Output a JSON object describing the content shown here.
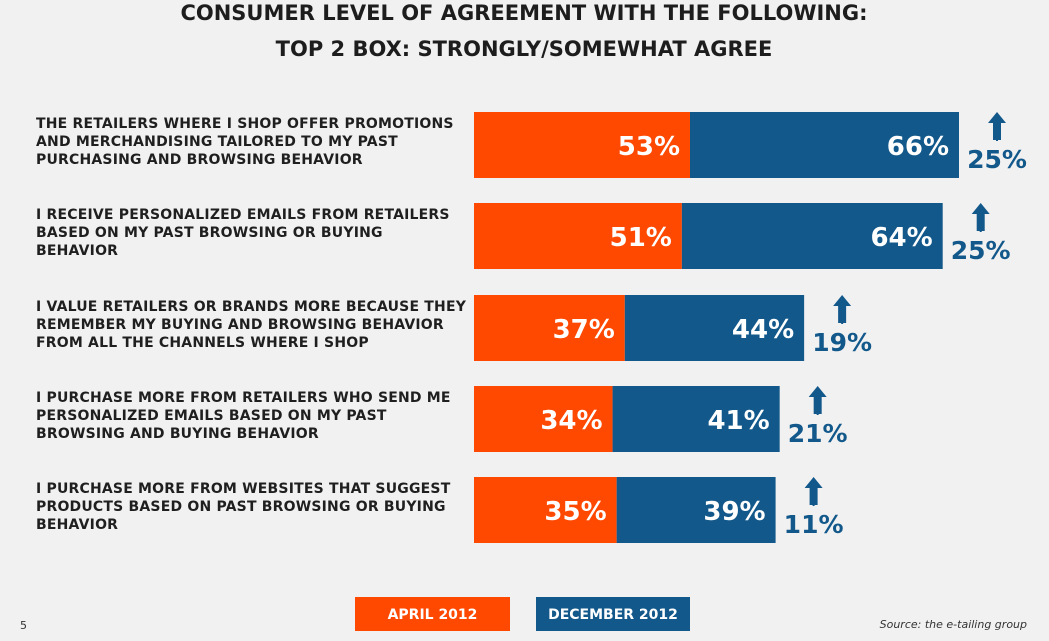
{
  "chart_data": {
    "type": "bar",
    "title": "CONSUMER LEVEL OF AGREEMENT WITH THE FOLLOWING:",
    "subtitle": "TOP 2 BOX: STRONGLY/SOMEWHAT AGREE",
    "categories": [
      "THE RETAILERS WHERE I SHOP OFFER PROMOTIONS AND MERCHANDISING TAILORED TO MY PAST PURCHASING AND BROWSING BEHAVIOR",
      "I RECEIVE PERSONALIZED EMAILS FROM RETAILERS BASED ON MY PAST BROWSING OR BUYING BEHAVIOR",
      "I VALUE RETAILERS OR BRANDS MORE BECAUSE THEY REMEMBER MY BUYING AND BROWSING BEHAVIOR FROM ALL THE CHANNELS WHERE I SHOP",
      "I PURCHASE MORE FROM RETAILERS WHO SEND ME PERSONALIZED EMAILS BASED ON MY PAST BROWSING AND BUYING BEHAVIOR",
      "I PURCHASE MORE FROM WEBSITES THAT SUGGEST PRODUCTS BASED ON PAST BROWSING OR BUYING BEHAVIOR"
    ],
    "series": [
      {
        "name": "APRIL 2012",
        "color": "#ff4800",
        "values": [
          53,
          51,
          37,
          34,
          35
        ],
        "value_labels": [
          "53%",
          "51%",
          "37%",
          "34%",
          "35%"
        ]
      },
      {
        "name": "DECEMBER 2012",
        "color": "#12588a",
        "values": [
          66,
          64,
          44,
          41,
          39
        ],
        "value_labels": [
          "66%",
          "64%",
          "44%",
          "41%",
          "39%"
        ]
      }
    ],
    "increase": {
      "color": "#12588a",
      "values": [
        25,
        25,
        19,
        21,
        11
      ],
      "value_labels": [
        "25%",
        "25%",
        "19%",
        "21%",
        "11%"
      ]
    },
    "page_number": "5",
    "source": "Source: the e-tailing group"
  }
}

--

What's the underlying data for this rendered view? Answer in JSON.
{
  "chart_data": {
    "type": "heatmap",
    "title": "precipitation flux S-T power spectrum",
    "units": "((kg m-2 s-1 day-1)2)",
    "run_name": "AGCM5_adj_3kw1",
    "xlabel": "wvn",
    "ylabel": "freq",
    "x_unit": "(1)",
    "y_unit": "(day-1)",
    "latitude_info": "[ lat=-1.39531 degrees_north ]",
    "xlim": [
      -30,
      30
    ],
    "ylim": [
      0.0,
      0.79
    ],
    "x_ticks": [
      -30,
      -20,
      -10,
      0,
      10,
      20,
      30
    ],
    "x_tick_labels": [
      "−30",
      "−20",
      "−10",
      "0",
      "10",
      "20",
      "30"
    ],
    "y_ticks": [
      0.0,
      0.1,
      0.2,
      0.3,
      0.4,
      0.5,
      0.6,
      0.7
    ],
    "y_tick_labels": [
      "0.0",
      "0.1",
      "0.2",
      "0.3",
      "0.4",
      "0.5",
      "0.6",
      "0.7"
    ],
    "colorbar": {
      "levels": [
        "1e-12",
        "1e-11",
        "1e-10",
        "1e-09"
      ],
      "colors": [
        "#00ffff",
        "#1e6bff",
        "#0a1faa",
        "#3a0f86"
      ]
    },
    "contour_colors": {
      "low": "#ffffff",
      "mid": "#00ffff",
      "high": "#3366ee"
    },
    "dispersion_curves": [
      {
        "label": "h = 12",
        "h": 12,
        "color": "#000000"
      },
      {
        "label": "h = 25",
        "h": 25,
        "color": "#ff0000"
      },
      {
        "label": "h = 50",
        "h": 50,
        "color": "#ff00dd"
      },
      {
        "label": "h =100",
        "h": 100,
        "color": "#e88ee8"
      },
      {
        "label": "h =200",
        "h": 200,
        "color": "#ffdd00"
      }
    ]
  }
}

▶ _Exercise directions_
Collect every line from the records above that contains the word "WHERE".

▶ _Complete response_
      "THE RETAILERS WHERE I SHOP OFFER PROMOTIONS AND MERCHANDISING TAILORED TO MY PAST PURCHASING AND BROWSING BEHAVIOR",
      "I VALUE RETAILERS OR BRANDS MORE BECAUSE THEY REMEMBER MY BUYING AND BROWSING BEHAVIOR FROM ALL THE CHANNELS WHERE I SHOP",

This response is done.